- **Task instructions**: Output each entry below as it stands, leaving out every picture.

** Start **

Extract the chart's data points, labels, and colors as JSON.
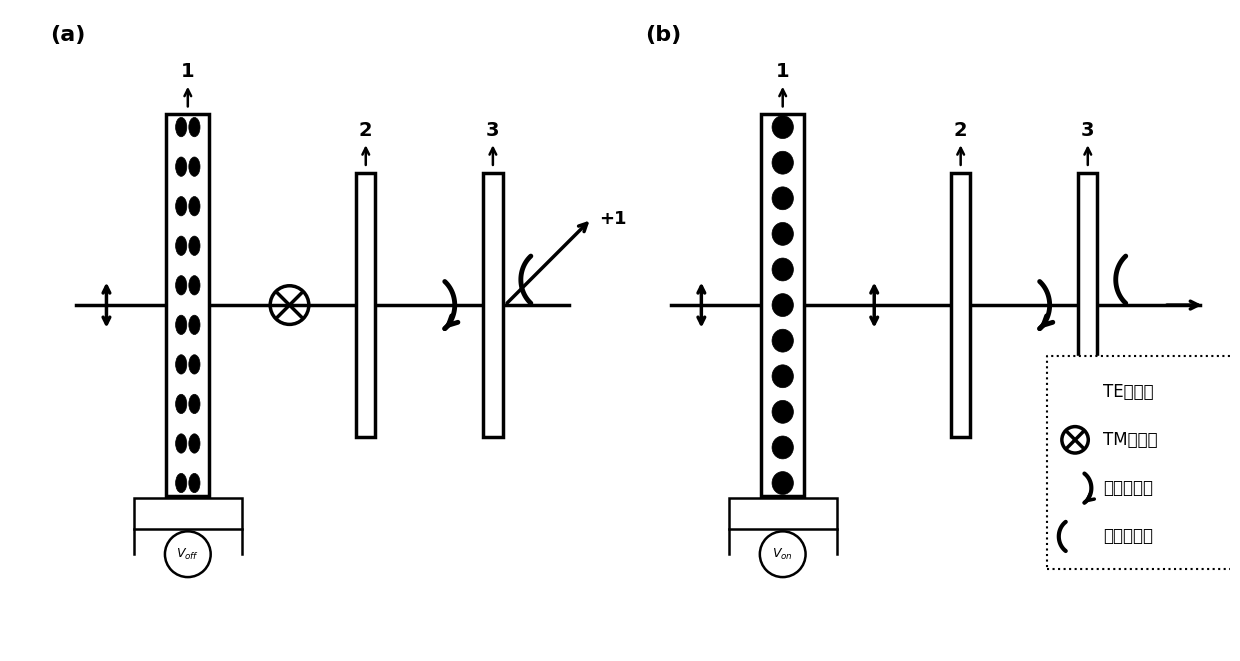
{
  "bg_color": "#ffffff",
  "line_color": "#000000",
  "panel_a_label": "(a)",
  "panel_b_label": "(b)",
  "legend_items": [
    {
      "text": "TE线偏光"
    },
    {
      "text": "TM线偏光"
    },
    {
      "text": "左旋圆偏光"
    },
    {
      "text": "右旋圆偏光"
    }
  ],
  "plus1_label": "+1"
}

** End **

- **Result of this exercise**:
Extract the chart's data points, labels, and colors as JSON.
{
  "bg_color": "#ffffff",
  "line_color": "#000000",
  "panel_a_label": "(a)",
  "panel_b_label": "(b)",
  "legend_items": [
    {
      "text": "TE线偏光"
    },
    {
      "text": "TM线偏光"
    },
    {
      "text": "左旋圆偏光"
    },
    {
      "text": "右旋圆偏光"
    }
  ],
  "plus1_label": "+1"
}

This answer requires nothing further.